- [TASK OBJECTIVE]:
Skip every picture, then write out exactly the lines of the listing below from the line that contains "Reverse-engineer this chart into JSON." through the final line.

>> start MATERIAL FOR THE TASK

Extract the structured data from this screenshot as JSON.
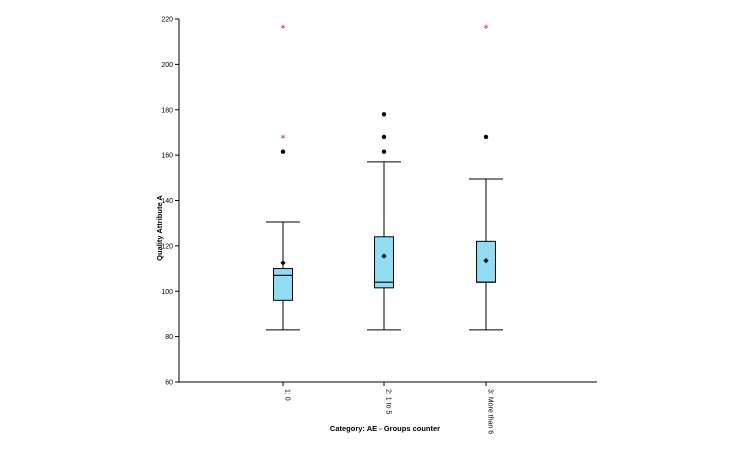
{
  "chart_data": {
    "type": "boxplot",
    "title": "",
    "xlabel": "Category: AE - Groups counter",
    "ylabel": "Quality Attribute A",
    "ylim": [
      60,
      220
    ],
    "yticks": [
      60,
      80,
      100,
      120,
      140,
      160,
      180,
      200,
      220
    ],
    "grid": false,
    "legend": "none",
    "categories": [
      "1: 0",
      "2: 1 to 5",
      "3: More than 6"
    ],
    "boxes": [
      {
        "category": "1: 0",
        "whisker_low": 83,
        "q1": 96,
        "median": 107,
        "q3": 110,
        "whisker_high": 130.5,
        "mean": 112.5,
        "outliers": [
          161.5
        ],
        "extremes": [
          168,
          216.5
        ]
      },
      {
        "category": "2: 1 to 5",
        "whisker_low": 83,
        "q1": 101.5,
        "median": 104,
        "q3": 124,
        "whisker_high": 157,
        "mean": 115.5,
        "outliers": [
          161.5,
          168,
          178
        ],
        "extremes": []
      },
      {
        "category": "3: More than 6",
        "whisker_low": 83,
        "q1": 104,
        "median": 104,
        "q3": 122,
        "whisker_high": 149.5,
        "mean": 113.5,
        "outliers": [
          168
        ],
        "extremes": [
          216.5
        ]
      }
    ],
    "colors": {
      "box_fill": "#8fdcf3",
      "box_stroke": "#000000",
      "outlier": "#000000",
      "extreme": "#d4145a"
    }
  }
}
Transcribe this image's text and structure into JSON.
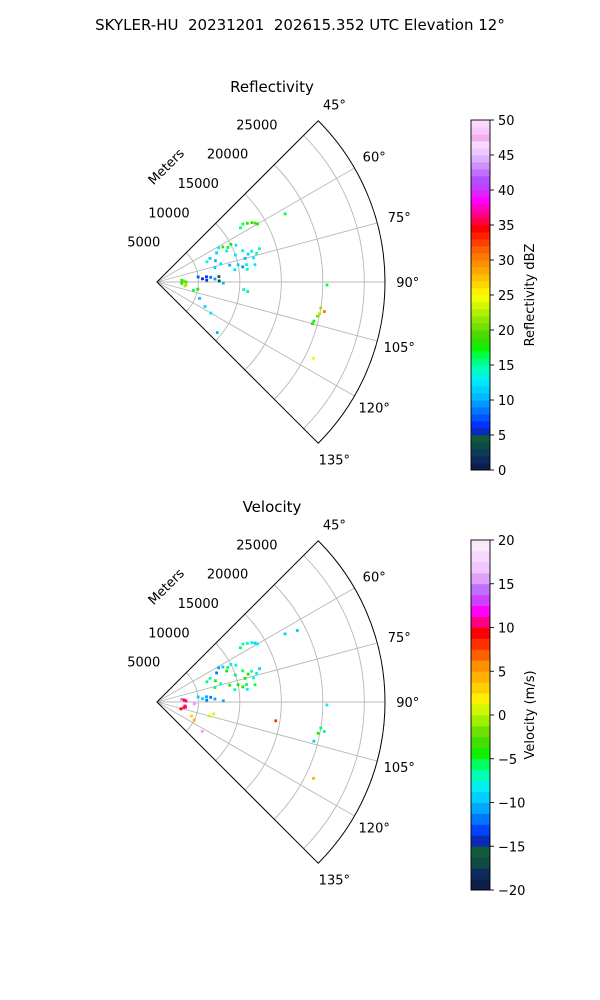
{
  "figure": {
    "suptitle": "SKYLER-HU  20231201  202615.352 UTC Elevation 12°"
  },
  "chart_data": [
    {
      "type": "scatter",
      "subtype": "polar-sector radar PPI",
      "title": "Reflectivity",
      "radial_label": "Meters",
      "radial_ticks": [
        "5000",
        "10000",
        "15000",
        "20000",
        "25000"
      ],
      "radial_tick_values": [
        5000,
        10000,
        15000,
        20000,
        25000
      ],
      "rmax": 27500,
      "azimuth_ticks": [
        "45°",
        "60°",
        "75°",
        "90°",
        "105°",
        "120°",
        "135°"
      ],
      "azimuth_tick_values": [
        45,
        60,
        75,
        90,
        105,
        120,
        135
      ],
      "azimuth_range": [
        45,
        135
      ],
      "grid": true,
      "colorbar": {
        "label": "Reflectivity dBZ",
        "min": 0,
        "max": 50,
        "ticks": [
          "0",
          "5",
          "10",
          "15",
          "20",
          "25",
          "30",
          "35",
          "40",
          "45",
          "50"
        ],
        "colors": [
          "#0b1f4a",
          "#0e2a5c",
          "#0d3a55",
          "#0f4a44",
          "#125a3c",
          "#0a2ab8",
          "#0033ff",
          "#0055ff",
          "#0077ff",
          "#0099ff",
          "#00b8ff",
          "#00d0ff",
          "#00e6ff",
          "#00f5e0",
          "#00ffb8",
          "#00ff80",
          "#00ff40",
          "#10f000",
          "#30e000",
          "#50d800",
          "#70e000",
          "#90e800",
          "#b0f000",
          "#d0f800",
          "#f0ff00",
          "#fff000",
          "#ffd800",
          "#ffc000",
          "#ffa800",
          "#ff9000",
          "#ff7800",
          "#ff6000",
          "#ff4000",
          "#ff2000",
          "#ff0000",
          "#ff0040",
          "#ff0080",
          "#ff00c0",
          "#ff00ff",
          "#e020ff",
          "#c040ff",
          "#b050ff",
          "#c070ff",
          "#d090ff",
          "#e0b0ff",
          "#f0c8ff",
          "#f8d8ff",
          "#f0b0f0",
          "#f8c8f8",
          "#fcd8fc"
        ]
      },
      "points": [
        {
          "az": 62,
          "r": 17500,
          "v": 16
        },
        {
          "az": 57,
          "r": 13000,
          "v": 17
        },
        {
          "az": 58,
          "r": 13500,
          "v": 18
        },
        {
          "az": 59,
          "r": 13800,
          "v": 19
        },
        {
          "az": 60,
          "r": 14000,
          "v": 17
        },
        {
          "az": 56,
          "r": 12500,
          "v": 16
        },
        {
          "az": 57,
          "r": 12000,
          "v": 15
        },
        {
          "az": 63,
          "r": 10000,
          "v": 17
        },
        {
          "az": 64,
          "r": 9500,
          "v": 16
        },
        {
          "az": 62,
          "r": 9000,
          "v": 18
        },
        {
          "az": 65,
          "r": 10500,
          "v": 12
        },
        {
          "az": 66,
          "r": 9200,
          "v": 13
        },
        {
          "az": 61,
          "r": 8500,
          "v": 12
        },
        {
          "az": 64,
          "r": 8000,
          "v": 11
        },
        {
          "az": 70,
          "r": 11000,
          "v": 12
        },
        {
          "az": 72,
          "r": 12000,
          "v": 13
        },
        {
          "az": 73,
          "r": 11500,
          "v": 11
        },
        {
          "az": 74,
          "r": 12500,
          "v": 14
        },
        {
          "az": 71,
          "r": 10000,
          "v": 12
        },
        {
          "az": 75,
          "r": 11000,
          "v": 10
        },
        {
          "az": 76,
          "r": 12000,
          "v": 12
        },
        {
          "az": 72,
          "r": 13000,
          "v": 15
        },
        {
          "az": 78,
          "r": 10000,
          "v": 11
        },
        {
          "az": 79,
          "r": 11000,
          "v": 13
        },
        {
          "az": 80,
          "r": 10500,
          "v": 9
        },
        {
          "az": 81,
          "r": 9500,
          "v": 12
        },
        {
          "az": 77,
          "r": 9000,
          "v": 10
        },
        {
          "az": 80,
          "r": 12000,
          "v": 12
        },
        {
          "az": 82,
          "r": 11000,
          "v": 14
        },
        {
          "az": 84,
          "r": 6000,
          "v": 6
        },
        {
          "az": 85,
          "r": 6500,
          "v": 8
        },
        {
          "az": 86,
          "r": 5500,
          "v": 5
        },
        {
          "az": 83,
          "r": 5000,
          "v": 7
        },
        {
          "az": 87,
          "r": 7000,
          "v": 9
        },
        {
          "az": 88,
          "r": 6000,
          "v": 6
        },
        {
          "az": 85,
          "r": 7500,
          "v": 4
        },
        {
          "az": 66,
          "r": 7000,
          "v": 11
        },
        {
          "az": 68,
          "r": 6500,
          "v": 13
        },
        {
          "az": 70,
          "r": 7500,
          "v": 10
        },
        {
          "az": 74,
          "r": 8000,
          "v": 12
        },
        {
          "az": 76,
          "r": 7200,
          "v": 11
        },
        {
          "az": 86,
          "r": 3000,
          "v": 18
        },
        {
          "az": 88,
          "r": 3200,
          "v": 20
        },
        {
          "az": 90,
          "r": 3500,
          "v": 19
        },
        {
          "az": 93,
          "r": 3000,
          "v": 17
        },
        {
          "az": 96,
          "r": 3500,
          "v": 21
        },
        {
          "az": 98,
          "r": 3400,
          "v": 22
        },
        {
          "az": 100,
          "r": 5000,
          "v": 18
        },
        {
          "az": 103,
          "r": 4500,
          "v": 16
        },
        {
          "az": 111,
          "r": 5500,
          "v": 10
        },
        {
          "az": 117,
          "r": 6500,
          "v": 11
        },
        {
          "az": 120,
          "r": 7500,
          "v": 12
        },
        {
          "az": 95,
          "r": 10500,
          "v": 13
        },
        {
          "az": 96,
          "r": 11000,
          "v": 15
        },
        {
          "az": 89,
          "r": 7500,
          "v": 3
        },
        {
          "az": 91,
          "r": 8000,
          "v": 10
        },
        {
          "az": 130,
          "r": 9500,
          "v": 10
        },
        {
          "az": 91,
          "r": 20500,
          "v": 16
        },
        {
          "az": 99,
          "r": 20000,
          "v": 21
        },
        {
          "az": 100,
          "r": 20500,
          "v": 30
        },
        {
          "az": 101,
          "r": 20000,
          "v": 22
        },
        {
          "az": 102,
          "r": 19800,
          "v": 20
        },
        {
          "az": 104,
          "r": 19500,
          "v": 17
        },
        {
          "az": 105,
          "r": 19400,
          "v": 18
        },
        {
          "az": 116,
          "r": 21000,
          "v": 24
        }
      ]
    },
    {
      "type": "scatter",
      "subtype": "polar-sector radar PPI",
      "title": "Velocity",
      "radial_label": "Meters",
      "radial_ticks": [
        "5000",
        "10000",
        "15000",
        "20000",
        "25000"
      ],
      "radial_tick_values": [
        5000,
        10000,
        15000,
        20000,
        25000
      ],
      "rmax": 27500,
      "azimuth_ticks": [
        "45°",
        "60°",
        "75°",
        "90°",
        "105°",
        "120°",
        "135°"
      ],
      "azimuth_tick_values": [
        45,
        60,
        75,
        90,
        105,
        120,
        135
      ],
      "azimuth_range": [
        45,
        135
      ],
      "grid": true,
      "colorbar": {
        "label": "Velocity (m/s)",
        "min": -20,
        "max": 20,
        "ticks": [
          "−20",
          "−15",
          "−10",
          "−5",
          "0",
          "5",
          "10",
          "15",
          "20"
        ],
        "colors": [
          "#0b1f4a",
          "#0e2a5c",
          "#0f4a44",
          "#125a3c",
          "#0a2ab8",
          "#0044ff",
          "#0077ff",
          "#00a8ff",
          "#00d0ff",
          "#00f0f0",
          "#00ffb0",
          "#00ff60",
          "#10f000",
          "#40e000",
          "#70e000",
          "#a0f000",
          "#d0f800",
          "#fff000",
          "#ffd000",
          "#ffb000",
          "#ff9000",
          "#ff6000",
          "#ff3000",
          "#ff0000",
          "#ff0080",
          "#ff00ff",
          "#d040ff",
          "#c070ff",
          "#e0a0ff",
          "#f0c8ff",
          "#f8d8ff",
          "#fce8fc"
        ]
      },
      "points": [
        {
          "az": 62,
          "r": 17500,
          "v": -10
        },
        {
          "az": 57,
          "r": 13000,
          "v": -7
        },
        {
          "az": 58,
          "r": 13500,
          "v": -8
        },
        {
          "az": 59,
          "r": 13800,
          "v": -9
        },
        {
          "az": 60,
          "r": 14000,
          "v": -8
        },
        {
          "az": 56,
          "r": 12500,
          "v": -7
        },
        {
          "az": 57,
          "r": 12000,
          "v": -6
        },
        {
          "az": 63,
          "r": 10000,
          "v": -8
        },
        {
          "az": 64,
          "r": 9500,
          "v": -6
        },
        {
          "az": 62,
          "r": 9000,
          "v": -9
        },
        {
          "az": 65,
          "r": 10500,
          "v": -7
        },
        {
          "az": 66,
          "r": 9200,
          "v": -5
        },
        {
          "az": 61,
          "r": 8500,
          "v": -11
        },
        {
          "az": 64,
          "r": 8000,
          "v": -12
        },
        {
          "az": 70,
          "r": 11000,
          "v": -6
        },
        {
          "az": 72,
          "r": 12000,
          "v": -7
        },
        {
          "az": 73,
          "r": 11500,
          "v": -5
        },
        {
          "az": 74,
          "r": 12500,
          "v": -8
        },
        {
          "az": 71,
          "r": 10000,
          "v": -6
        },
        {
          "az": 75,
          "r": 11000,
          "v": -4
        },
        {
          "az": 76,
          "r": 12000,
          "v": -7
        },
        {
          "az": 72,
          "r": 13000,
          "v": -9
        },
        {
          "az": 78,
          "r": 10000,
          "v": -5
        },
        {
          "az": 79,
          "r": 11000,
          "v": -6
        },
        {
          "az": 80,
          "r": 10500,
          "v": -4
        },
        {
          "az": 81,
          "r": 9500,
          "v": -7
        },
        {
          "az": 77,
          "r": 9000,
          "v": -5
        },
        {
          "az": 80,
          "r": 12000,
          "v": -6
        },
        {
          "az": 82,
          "r": 11000,
          "v": -8
        },
        {
          "az": 84,
          "r": 6000,
          "v": -11
        },
        {
          "az": 85,
          "r": 6500,
          "v": -12
        },
        {
          "az": 86,
          "r": 5500,
          "v": -10
        },
        {
          "az": 83,
          "r": 5000,
          "v": -9
        },
        {
          "az": 87,
          "r": 7000,
          "v": -11
        },
        {
          "az": 88,
          "r": 6000,
          "v": -12
        },
        {
          "az": 66,
          "r": 7000,
          "v": -7
        },
        {
          "az": 68,
          "r": 6500,
          "v": -6
        },
        {
          "az": 70,
          "r": 7500,
          "v": -5
        },
        {
          "az": 74,
          "r": 8000,
          "v": -7
        },
        {
          "az": 76,
          "r": 7200,
          "v": -6
        },
        {
          "az": 84,
          "r": 3000,
          "v": 14
        },
        {
          "az": 86,
          "r": 3300,
          "v": 9
        },
        {
          "az": 88,
          "r": 3500,
          "v": 11
        },
        {
          "az": 93,
          "r": 4500,
          "v": 16
        },
        {
          "az": 91,
          "r": 4800,
          "v": 17
        },
        {
          "az": 98,
          "r": 3400,
          "v": 8
        },
        {
          "az": 100,
          "r": 3500,
          "v": 10
        },
        {
          "az": 102,
          "r": 3300,
          "v": 11
        },
        {
          "az": 106,
          "r": 3000,
          "v": 9
        },
        {
          "az": 105,
          "r": 6500,
          "v": 0
        },
        {
          "az": 102,
          "r": 7000,
          "v": 1
        },
        {
          "az": 112,
          "r": 4500,
          "v": 3
        },
        {
          "az": 116,
          "r": 5000,
          "v": 4
        },
        {
          "az": 123,
          "r": 6500,
          "v": 16
        },
        {
          "az": 89,
          "r": 8000,
          "v": -11
        },
        {
          "az": 63,
          "r": 19000,
          "v": -10
        },
        {
          "az": 91,
          "r": 20500,
          "v": -8
        },
        {
          "az": 99,
          "r": 20000,
          "v": -6
        },
        {
          "az": 100,
          "r": 20500,
          "v": -7
        },
        {
          "az": 101,
          "r": 19800,
          "v": -5
        },
        {
          "az": 104,
          "r": 19500,
          "v": -9
        },
        {
          "az": 99,
          "r": 14500,
          "v": 8
        },
        {
          "az": 116,
          "r": 21000,
          "v": 4
        }
      ]
    }
  ]
}
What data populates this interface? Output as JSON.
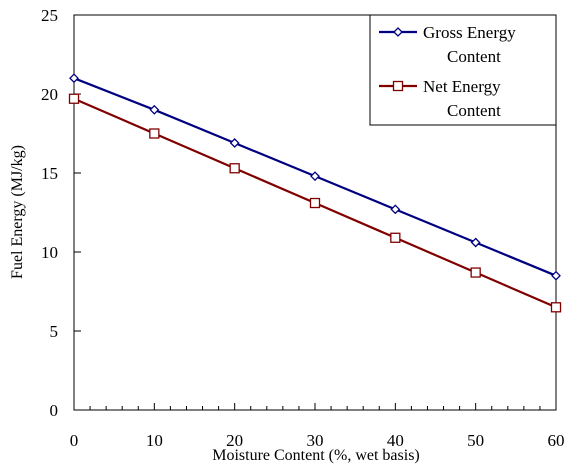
{
  "chart_data": {
    "type": "line",
    "title": "",
    "xlabel": "Moisture Content (%, wet basis)",
    "ylabel": "Fuel Energy (MJ/kg)",
    "xlim": [
      0,
      60
    ],
    "ylim": [
      0,
      25
    ],
    "x": [
      0,
      10,
      20,
      30,
      40,
      50,
      60
    ],
    "x_ticks": [
      "0",
      "10",
      "20",
      "30",
      "40",
      "50",
      "60"
    ],
    "y_ticks": [
      "0",
      "5",
      "10",
      "15",
      "20",
      "25"
    ],
    "grid": false,
    "legend_position": "top-right",
    "series": [
      {
        "name_lines": [
          "Gross Energy",
          "Content"
        ],
        "values": [
          21.0,
          19.0,
          16.9,
          14.8,
          12.7,
          10.6,
          8.5
        ],
        "color": "#000080",
        "marker": "diamond"
      },
      {
        "name_lines": [
          "Net Energy",
          "Content"
        ],
        "values": [
          19.7,
          17.5,
          15.3,
          13.1,
          10.9,
          8.7,
          6.5
        ],
        "color": "#800000",
        "marker": "square"
      }
    ]
  }
}
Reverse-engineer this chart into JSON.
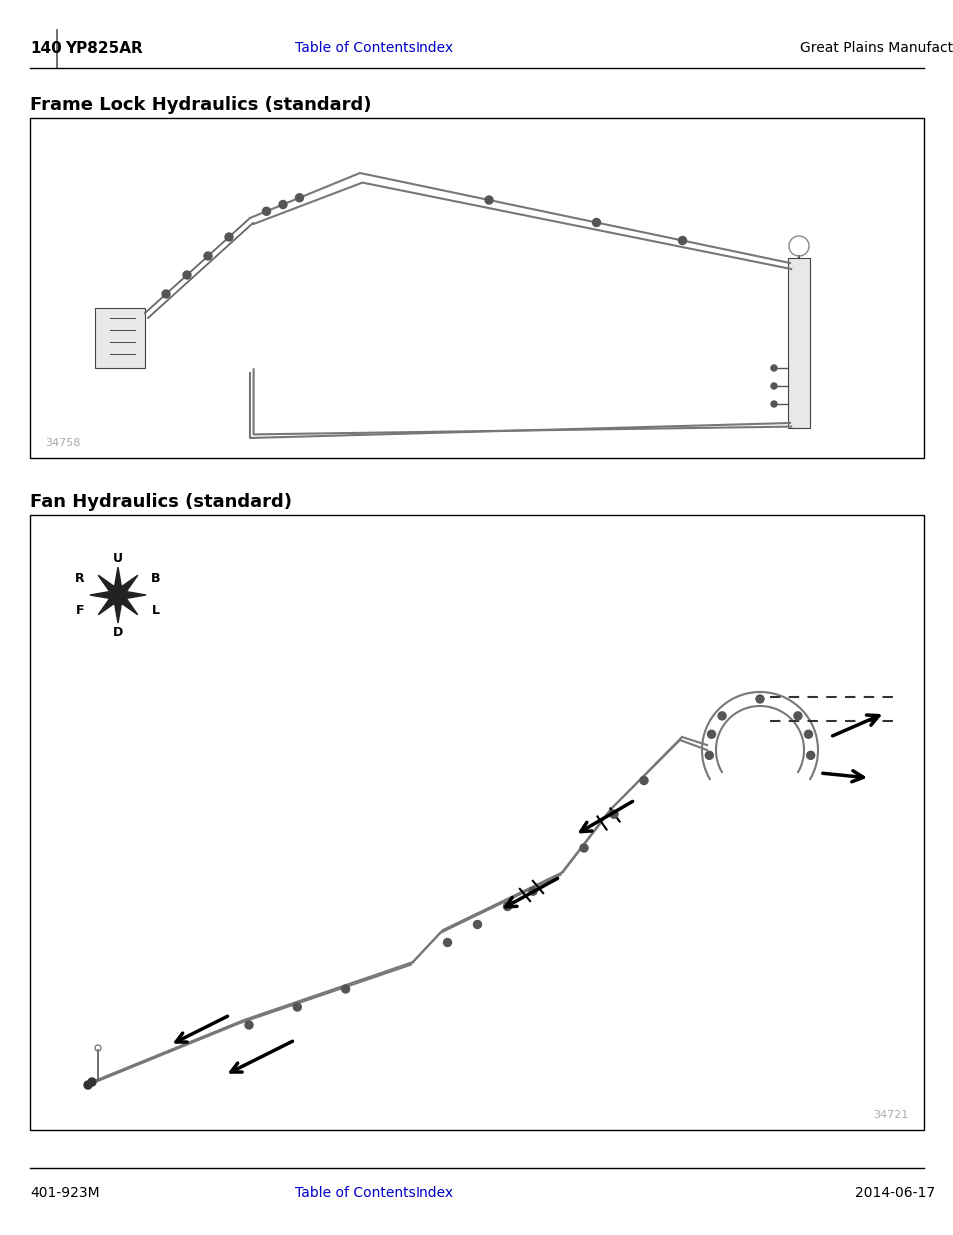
{
  "page_num": "140",
  "model": "YP825AR",
  "header_center_links": [
    "Table of Contents",
    "Index"
  ],
  "header_right": "Great Plains Manufacturing, Inc.",
  "footer_left": "401-923M",
  "footer_center_links": [
    "Table of Contents",
    "Index"
  ],
  "footer_right": "2014-06-17",
  "section1_title": "Frame Lock Hydraulics (standard)",
  "section1_fig_num": "34758",
  "section2_title": "Fan Hydraulics (standard)",
  "section2_fig_num": "34721",
  "link_color": "#0000CC",
  "text_color": "#000000",
  "light_gray": "#aaaaaa",
  "bg_color": "#ffffff",
  "box_border_color": "#000000",
  "header_line_color": "#000000"
}
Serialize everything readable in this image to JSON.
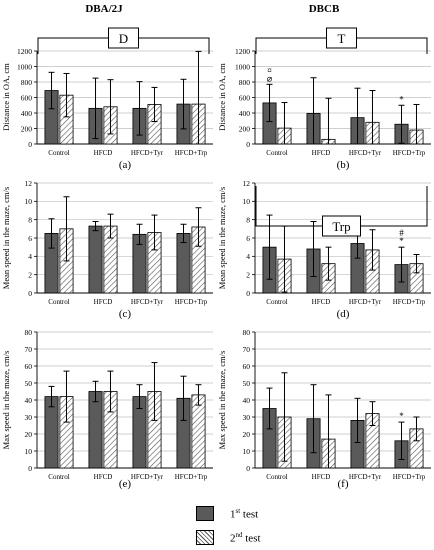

>> end MATERIAL FOR THE TASK

- [THE RESULT]:
Reverse-engineer this chart into JSON.
{
  "page_num": "140",
  "model": "YP825AR",
  "header_center_links": [
    "Table of Contents",
    "Index"
  ],
  "header_right": "Great Plains Manufacturing, Inc.",
  "footer_left": "401-923M",
  "footer_center_links": [
    "Table of Contents",
    "Index"
  ],
  "footer_right": "2014-06-17",
  "section1_title": "Frame Lock Hydraulics (standard)",
  "section1_fig_num": "34758",
  "section2_title": "Fan Hydraulics (standard)",
  "section2_fig_num": "34721",
  "link_color": "#0000CC",
  "text_color": "#000000",
  "light_gray": "#aaaaaa",
  "bg_color": "#ffffff",
  "box_border_color": "#000000",
  "header_line_color": "#000000"
}
Serialize everything readable in this image to JSON.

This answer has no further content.